### Short problem
Return each line that holds the word "South".

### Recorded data
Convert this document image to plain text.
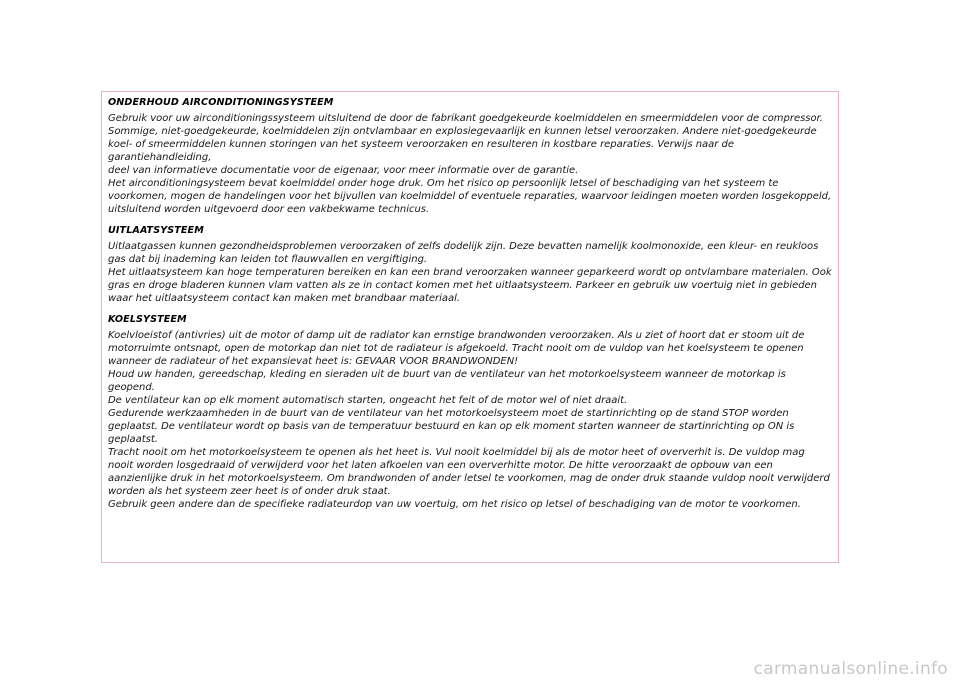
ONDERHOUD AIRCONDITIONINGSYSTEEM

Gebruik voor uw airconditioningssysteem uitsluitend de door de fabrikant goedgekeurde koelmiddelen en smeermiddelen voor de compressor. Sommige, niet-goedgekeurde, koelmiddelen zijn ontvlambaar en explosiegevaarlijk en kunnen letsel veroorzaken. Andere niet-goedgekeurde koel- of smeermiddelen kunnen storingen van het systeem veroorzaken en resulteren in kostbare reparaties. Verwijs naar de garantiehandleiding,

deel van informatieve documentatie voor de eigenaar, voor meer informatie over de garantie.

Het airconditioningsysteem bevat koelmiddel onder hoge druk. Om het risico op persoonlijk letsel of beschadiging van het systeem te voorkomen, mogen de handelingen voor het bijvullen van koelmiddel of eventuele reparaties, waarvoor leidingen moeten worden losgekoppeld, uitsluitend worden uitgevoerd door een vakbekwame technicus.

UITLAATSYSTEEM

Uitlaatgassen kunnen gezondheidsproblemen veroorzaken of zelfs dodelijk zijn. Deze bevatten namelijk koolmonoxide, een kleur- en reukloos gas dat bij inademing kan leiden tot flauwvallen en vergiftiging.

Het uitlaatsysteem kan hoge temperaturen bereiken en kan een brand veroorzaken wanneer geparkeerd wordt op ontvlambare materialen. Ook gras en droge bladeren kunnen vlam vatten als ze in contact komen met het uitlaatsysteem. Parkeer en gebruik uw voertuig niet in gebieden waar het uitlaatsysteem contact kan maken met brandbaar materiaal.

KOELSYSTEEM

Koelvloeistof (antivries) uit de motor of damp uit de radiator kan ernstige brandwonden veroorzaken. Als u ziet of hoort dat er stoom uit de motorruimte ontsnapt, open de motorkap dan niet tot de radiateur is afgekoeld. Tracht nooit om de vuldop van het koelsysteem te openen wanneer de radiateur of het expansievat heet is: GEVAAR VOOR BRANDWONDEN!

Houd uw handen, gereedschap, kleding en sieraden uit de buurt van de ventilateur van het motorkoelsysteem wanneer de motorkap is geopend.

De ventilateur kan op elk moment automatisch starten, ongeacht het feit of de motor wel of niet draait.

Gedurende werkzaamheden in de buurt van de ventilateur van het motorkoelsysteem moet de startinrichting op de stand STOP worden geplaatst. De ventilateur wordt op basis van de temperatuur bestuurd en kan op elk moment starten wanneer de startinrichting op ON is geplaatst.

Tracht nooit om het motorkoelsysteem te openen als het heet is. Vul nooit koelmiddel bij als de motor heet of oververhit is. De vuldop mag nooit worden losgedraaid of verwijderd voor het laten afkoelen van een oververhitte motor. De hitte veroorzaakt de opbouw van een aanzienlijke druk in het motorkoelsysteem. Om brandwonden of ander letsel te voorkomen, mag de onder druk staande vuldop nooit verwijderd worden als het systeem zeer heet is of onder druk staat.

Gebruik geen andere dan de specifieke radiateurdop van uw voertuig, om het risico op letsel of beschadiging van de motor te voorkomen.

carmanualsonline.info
==
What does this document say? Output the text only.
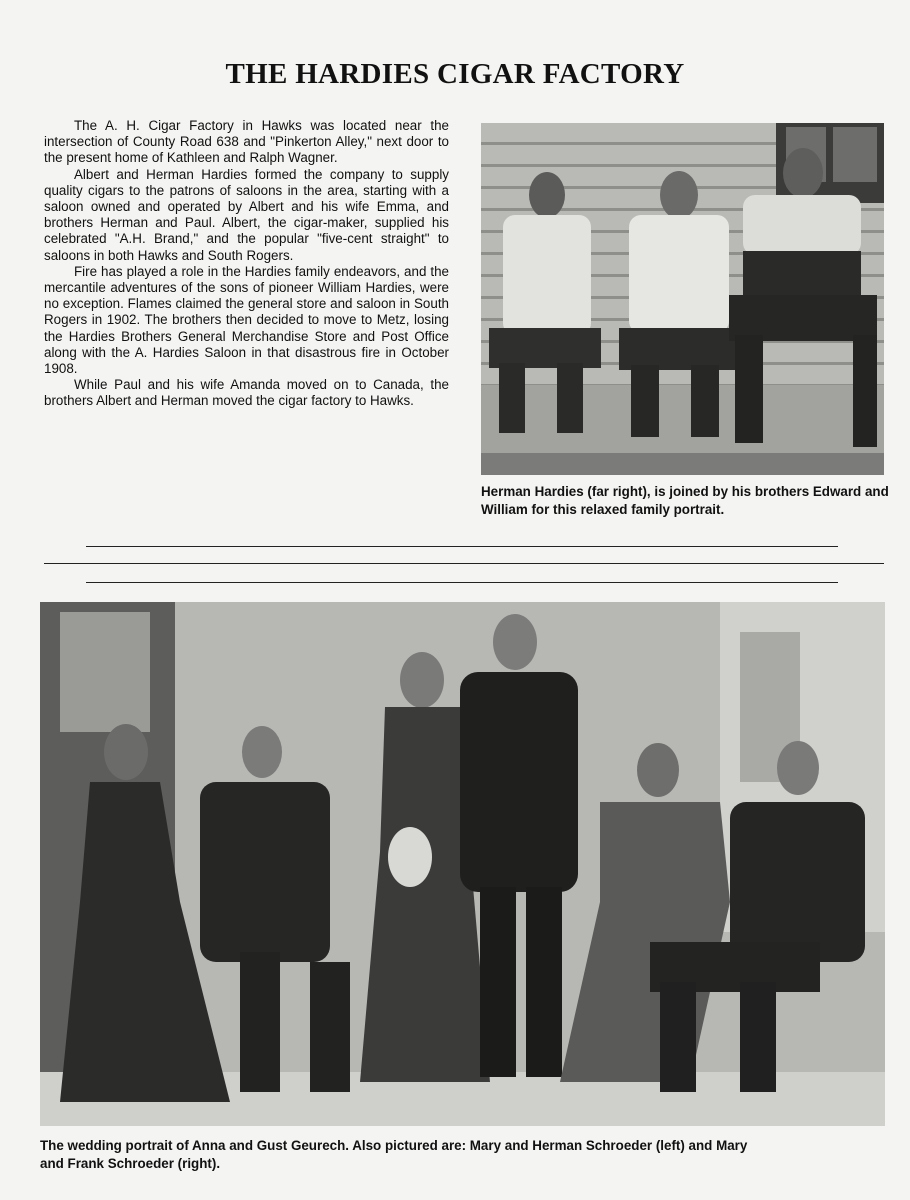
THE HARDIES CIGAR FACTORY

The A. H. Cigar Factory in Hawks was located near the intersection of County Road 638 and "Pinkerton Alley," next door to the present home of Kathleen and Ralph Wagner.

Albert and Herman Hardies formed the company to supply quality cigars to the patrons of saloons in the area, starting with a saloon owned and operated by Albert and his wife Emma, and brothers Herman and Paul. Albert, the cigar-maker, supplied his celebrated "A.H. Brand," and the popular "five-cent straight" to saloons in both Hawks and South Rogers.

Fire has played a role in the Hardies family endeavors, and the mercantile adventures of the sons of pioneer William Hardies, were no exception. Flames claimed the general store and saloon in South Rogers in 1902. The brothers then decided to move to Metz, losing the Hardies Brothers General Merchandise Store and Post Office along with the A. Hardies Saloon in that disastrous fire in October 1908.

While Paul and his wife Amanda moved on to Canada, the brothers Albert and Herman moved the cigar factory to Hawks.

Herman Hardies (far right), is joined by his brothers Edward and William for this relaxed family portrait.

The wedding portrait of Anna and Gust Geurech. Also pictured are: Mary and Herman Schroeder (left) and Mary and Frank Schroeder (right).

### Solution for this task
Albert and Herman Hardies formed the company to supply quality cigars to the patrons of saloons in the area, starting with a saloon owned and operated by Albert and his wife Emma, and brothers Herman and Paul. Albert, the cigar-maker, supplied his celebrated "A.H. Brand," and the popular "five-cent straight" to saloons in both Hawks and South Rogers.
Fire has played a role in the Hardies family endeavors, and the mercantile adventures of the sons of pioneer William Hardies, were no exception. Flames claimed the general store and saloon in South Rogers in 1902. The brothers then decided to move to Metz, losing the Hardies Brothers General Merchandise Store and Post Office along with the A. Hardies Saloon in that disastrous fire in October 1908.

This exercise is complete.